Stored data
>>>>>
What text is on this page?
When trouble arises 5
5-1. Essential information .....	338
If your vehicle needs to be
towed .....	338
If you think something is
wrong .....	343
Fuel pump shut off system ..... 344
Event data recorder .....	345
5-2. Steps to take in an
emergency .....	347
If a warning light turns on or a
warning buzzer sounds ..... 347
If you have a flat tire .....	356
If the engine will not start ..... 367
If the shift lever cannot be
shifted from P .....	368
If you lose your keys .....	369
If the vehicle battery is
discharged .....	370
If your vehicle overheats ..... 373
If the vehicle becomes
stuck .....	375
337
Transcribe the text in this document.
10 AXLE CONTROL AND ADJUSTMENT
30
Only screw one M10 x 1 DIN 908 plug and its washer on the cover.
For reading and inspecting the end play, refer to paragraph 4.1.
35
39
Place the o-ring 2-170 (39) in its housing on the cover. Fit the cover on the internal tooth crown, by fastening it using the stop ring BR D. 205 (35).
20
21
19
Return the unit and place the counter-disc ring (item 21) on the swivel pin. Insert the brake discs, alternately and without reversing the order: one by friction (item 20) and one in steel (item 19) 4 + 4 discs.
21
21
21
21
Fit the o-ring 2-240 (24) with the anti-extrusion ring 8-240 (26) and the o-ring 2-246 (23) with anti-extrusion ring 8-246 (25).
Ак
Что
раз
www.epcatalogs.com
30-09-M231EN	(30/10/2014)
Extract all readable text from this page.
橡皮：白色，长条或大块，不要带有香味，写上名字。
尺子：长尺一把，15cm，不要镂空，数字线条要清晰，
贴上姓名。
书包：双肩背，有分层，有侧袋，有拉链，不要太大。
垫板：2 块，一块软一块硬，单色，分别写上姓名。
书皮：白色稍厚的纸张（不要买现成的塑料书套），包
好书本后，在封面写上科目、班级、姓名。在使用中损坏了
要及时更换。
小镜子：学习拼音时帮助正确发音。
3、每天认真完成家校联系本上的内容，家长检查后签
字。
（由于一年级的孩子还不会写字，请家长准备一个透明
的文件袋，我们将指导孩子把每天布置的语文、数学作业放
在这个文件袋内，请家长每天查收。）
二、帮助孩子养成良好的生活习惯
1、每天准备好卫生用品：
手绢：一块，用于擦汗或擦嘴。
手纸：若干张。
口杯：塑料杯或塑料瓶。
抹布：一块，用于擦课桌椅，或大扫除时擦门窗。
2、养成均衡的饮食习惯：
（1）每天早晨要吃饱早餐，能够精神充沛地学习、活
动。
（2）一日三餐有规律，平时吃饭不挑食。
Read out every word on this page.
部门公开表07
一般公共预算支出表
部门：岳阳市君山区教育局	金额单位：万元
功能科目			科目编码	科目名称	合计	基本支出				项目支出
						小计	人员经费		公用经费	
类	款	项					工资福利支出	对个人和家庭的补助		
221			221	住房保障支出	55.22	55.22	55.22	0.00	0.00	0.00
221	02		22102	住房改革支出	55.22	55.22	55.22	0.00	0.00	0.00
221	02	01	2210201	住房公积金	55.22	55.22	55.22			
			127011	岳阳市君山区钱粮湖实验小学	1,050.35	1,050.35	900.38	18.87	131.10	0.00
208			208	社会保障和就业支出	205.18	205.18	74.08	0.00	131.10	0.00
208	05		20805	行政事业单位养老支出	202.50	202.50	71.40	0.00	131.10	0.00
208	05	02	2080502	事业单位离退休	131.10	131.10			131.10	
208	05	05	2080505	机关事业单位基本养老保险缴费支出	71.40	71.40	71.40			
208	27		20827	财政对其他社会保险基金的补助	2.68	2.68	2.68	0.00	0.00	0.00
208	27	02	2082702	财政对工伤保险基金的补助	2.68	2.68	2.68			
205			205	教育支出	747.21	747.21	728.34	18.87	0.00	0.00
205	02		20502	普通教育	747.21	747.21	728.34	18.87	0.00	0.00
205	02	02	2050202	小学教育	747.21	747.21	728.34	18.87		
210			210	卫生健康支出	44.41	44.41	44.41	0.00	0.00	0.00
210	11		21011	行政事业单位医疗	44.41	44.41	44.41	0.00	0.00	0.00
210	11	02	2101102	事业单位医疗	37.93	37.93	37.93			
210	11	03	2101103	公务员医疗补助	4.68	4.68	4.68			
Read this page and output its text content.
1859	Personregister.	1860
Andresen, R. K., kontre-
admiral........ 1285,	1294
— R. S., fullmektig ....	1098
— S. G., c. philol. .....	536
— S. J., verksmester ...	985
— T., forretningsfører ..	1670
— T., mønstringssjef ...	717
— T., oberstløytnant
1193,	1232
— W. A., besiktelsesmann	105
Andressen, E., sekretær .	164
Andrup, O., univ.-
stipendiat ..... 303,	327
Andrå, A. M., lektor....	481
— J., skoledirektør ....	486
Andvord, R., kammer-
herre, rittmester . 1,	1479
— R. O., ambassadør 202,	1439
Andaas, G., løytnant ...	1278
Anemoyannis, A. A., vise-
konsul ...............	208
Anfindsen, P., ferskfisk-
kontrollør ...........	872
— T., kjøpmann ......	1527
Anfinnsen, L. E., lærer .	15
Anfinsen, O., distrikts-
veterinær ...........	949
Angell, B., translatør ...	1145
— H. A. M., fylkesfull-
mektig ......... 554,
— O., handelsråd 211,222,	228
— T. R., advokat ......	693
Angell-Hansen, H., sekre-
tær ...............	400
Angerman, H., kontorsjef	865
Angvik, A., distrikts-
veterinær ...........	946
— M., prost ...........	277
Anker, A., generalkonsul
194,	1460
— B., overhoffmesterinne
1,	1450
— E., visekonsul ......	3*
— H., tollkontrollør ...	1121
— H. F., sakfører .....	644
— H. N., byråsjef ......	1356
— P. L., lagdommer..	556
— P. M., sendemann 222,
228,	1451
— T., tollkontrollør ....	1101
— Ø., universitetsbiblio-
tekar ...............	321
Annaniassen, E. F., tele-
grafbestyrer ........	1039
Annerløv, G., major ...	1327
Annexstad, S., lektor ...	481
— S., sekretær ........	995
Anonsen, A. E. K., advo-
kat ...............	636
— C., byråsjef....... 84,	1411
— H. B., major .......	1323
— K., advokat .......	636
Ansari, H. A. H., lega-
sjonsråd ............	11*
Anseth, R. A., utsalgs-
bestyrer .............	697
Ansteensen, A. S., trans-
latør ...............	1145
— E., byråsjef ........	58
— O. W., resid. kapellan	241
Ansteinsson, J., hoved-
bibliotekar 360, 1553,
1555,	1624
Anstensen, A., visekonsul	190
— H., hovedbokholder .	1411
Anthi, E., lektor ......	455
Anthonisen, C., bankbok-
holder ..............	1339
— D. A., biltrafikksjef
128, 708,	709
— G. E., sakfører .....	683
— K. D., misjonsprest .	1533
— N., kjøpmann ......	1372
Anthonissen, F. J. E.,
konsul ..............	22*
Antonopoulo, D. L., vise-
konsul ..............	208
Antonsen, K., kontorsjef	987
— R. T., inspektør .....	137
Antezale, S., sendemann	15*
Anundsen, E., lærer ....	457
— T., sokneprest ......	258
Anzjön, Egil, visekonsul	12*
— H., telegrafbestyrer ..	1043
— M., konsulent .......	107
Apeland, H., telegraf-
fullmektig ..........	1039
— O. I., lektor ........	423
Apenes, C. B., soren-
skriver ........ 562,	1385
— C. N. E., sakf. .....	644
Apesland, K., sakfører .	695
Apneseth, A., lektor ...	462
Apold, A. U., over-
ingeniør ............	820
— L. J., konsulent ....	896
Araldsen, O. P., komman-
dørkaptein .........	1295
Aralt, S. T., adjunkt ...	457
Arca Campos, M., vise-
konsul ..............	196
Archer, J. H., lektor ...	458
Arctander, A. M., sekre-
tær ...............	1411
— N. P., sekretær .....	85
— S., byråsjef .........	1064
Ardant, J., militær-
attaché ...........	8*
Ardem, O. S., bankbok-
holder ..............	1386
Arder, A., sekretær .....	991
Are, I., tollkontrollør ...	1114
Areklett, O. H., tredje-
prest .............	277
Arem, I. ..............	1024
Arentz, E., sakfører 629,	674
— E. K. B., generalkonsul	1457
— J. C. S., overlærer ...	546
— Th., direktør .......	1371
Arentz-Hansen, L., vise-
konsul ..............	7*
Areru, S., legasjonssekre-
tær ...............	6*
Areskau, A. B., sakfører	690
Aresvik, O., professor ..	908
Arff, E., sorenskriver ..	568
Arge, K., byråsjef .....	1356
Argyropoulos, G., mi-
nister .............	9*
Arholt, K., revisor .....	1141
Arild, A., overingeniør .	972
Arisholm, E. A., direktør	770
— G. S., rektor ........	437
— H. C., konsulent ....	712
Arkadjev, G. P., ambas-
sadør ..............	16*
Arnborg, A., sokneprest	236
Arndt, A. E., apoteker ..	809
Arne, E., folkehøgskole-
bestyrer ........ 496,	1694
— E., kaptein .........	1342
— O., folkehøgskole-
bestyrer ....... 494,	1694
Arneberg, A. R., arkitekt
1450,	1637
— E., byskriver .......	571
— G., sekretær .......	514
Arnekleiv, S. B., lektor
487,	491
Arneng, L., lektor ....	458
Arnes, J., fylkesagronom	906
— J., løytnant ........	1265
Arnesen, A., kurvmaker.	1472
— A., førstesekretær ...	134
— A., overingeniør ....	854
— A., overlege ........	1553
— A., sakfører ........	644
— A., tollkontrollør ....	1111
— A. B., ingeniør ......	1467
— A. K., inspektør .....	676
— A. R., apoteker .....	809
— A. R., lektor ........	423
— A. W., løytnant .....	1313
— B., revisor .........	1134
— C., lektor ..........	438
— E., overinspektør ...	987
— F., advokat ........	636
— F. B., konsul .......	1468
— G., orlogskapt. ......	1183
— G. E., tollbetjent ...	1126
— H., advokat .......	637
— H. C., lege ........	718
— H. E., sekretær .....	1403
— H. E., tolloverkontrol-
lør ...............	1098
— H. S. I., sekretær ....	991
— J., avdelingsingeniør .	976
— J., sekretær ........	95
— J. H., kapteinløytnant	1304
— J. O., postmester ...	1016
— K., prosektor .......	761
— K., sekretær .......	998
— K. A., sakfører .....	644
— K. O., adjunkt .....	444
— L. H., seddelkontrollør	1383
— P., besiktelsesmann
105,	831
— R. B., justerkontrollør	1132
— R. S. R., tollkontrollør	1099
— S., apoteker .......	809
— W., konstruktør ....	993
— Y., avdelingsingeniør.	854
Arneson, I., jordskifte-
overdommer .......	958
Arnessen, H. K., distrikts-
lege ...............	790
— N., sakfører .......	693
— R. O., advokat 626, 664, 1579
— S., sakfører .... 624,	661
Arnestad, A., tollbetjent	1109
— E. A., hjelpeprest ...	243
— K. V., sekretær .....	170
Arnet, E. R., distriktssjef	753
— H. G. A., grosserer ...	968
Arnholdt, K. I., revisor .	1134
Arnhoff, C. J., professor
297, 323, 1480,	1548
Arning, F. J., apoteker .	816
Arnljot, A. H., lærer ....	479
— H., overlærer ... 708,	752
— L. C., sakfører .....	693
<<<<<
**Task brief**
Find each line that has the word "bankbok", then copy it out.

**Exercise solution**
Anthonisen, C., bankbok-
Ardem, O. S., bankbok-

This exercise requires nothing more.